◆ To do
Repeat every record exactly, but keep images out of the copy.

begin Data lines

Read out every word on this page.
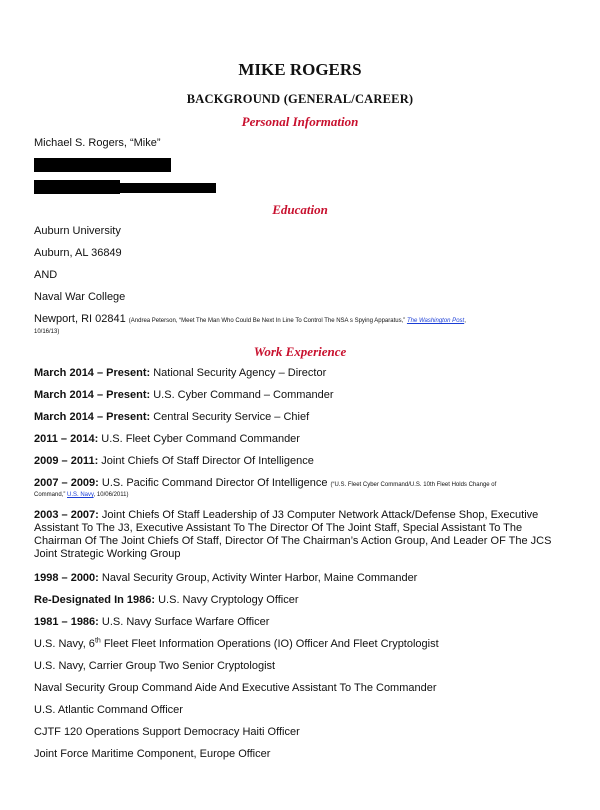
MIKE ROGERS
BACKGROUND (GENERAL/CAREER)
Personal Information
Michael S. Rogers, “Mike”
Education
Auburn University
Auburn, AL 36849
AND
Naval War College
Newport, RI 02841 (Andrea Peterson, “Meet The Man Who Could Be Next In Line To Control The NSA s Spying Apparatus,” The Washington Post,
10/16/13)
Work Experience
March 2014 – Present: National Security Agency – Director
March 2014 – Present: U.S. Cyber Command – Commander
March 2014 – Present: Central Security Service – Chief
2011 – 2014: U.S. Fleet Cyber Command Commander
2009 – 2011: Joint Chiefs Of Staff Director Of Intelligence
2007 – 2009: U.S. Pacific Command Director Of Intelligence (“U.S. Fleet Cyber Command/U.S. 10th Fleet Holds Change of
Command,” U.S. Navy, 10/06/2011)
2003 – 2007: Joint Chiefs Of Staff Leadership of J3 Computer Network Attack/Defense Shop, Executive Assistant To The J3, Executive Assistant To The Director Of The Joint Staff, Special Assistant To The Chairman Of The Joint Chiefs Of Staff, Director Of The Chairman’s Action Group, And Leader OF The JCS Joint Strategic Working Group
1998 – 2000: Naval Security Group, Activity Winter Harbor, Maine Commander
Re-Designated In 1986: U.S. Navy Cryptology Officer
1981 – 1986: U.S. Navy Surface Warfare Officer
U.S. Navy, 6th Fleet Fleet Information Operations (IO) Officer And Fleet Cryptologist
U.S. Navy, Carrier Group Two Senior Cryptologist
Naval Security Group Command Aide And Executive Assistant To The Commander
U.S. Atlantic Command Officer
CJTF 120 Operations Support Democracy Haiti Officer
Joint Force Maritime Component, Europe Officer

end Data lines

◆ Answer to the problem
Read out every word on this page.
MIKE ROGERS
BACKGROUND (GENERAL/CAREER)
Personal Information
Michael S. Rogers, “Mike”
Education
Auburn University
Auburn, AL 36849
AND
Naval War College
Newport, RI 02841 (Andrea Peterson, “Meet The Man Who Could Be Next In Line To Control The NSA s Spying Apparatus,” The Washington Post,
10/16/13)
Work Experience
March 2014 – Present: National Security Agency – Director
March 2014 – Present: U.S. Cyber Command – Commander
March 2014 – Present: Central Security Service – Chief
2011 – 2014: U.S. Fleet Cyber Command Commander
2009 – 2011: Joint Chiefs Of Staff Director Of Intelligence
2007 – 2009: U.S. Pacific Command Director Of Intelligence (“U.S. Fleet Cyber Command/U.S. 10th Fleet Holds Change of
Command,” U.S. Navy, 10/06/2011)
2003 – 2007: Joint Chiefs Of Staff Leadership of J3 Computer Network Attack/Defense Shop, Executive Assistant To The J3, Executive Assistant To The Director Of The Joint Staff, Special Assistant To The Chairman Of The Joint Chiefs Of Staff, Director Of The Chairman’s Action Group, And Leader OF The JCS Joint Strategic Working Group
1998 – 2000: Naval Security Group, Activity Winter Harbor, Maine Commander
Re-Designated In 1986: U.S. Navy Cryptology Officer
1981 – 1986: U.S. Navy Surface Warfare Officer
U.S. Navy, 6th Fleet Fleet Information Operations (IO) Officer And Fleet Cryptologist
U.S. Navy, Carrier Group Two Senior Cryptologist
Naval Security Group Command Aide And Executive Assistant To The Commander
U.S. Atlantic Command Officer
CJTF 120 Operations Support Democracy Haiti Officer
Joint Force Maritime Component, Europe Officer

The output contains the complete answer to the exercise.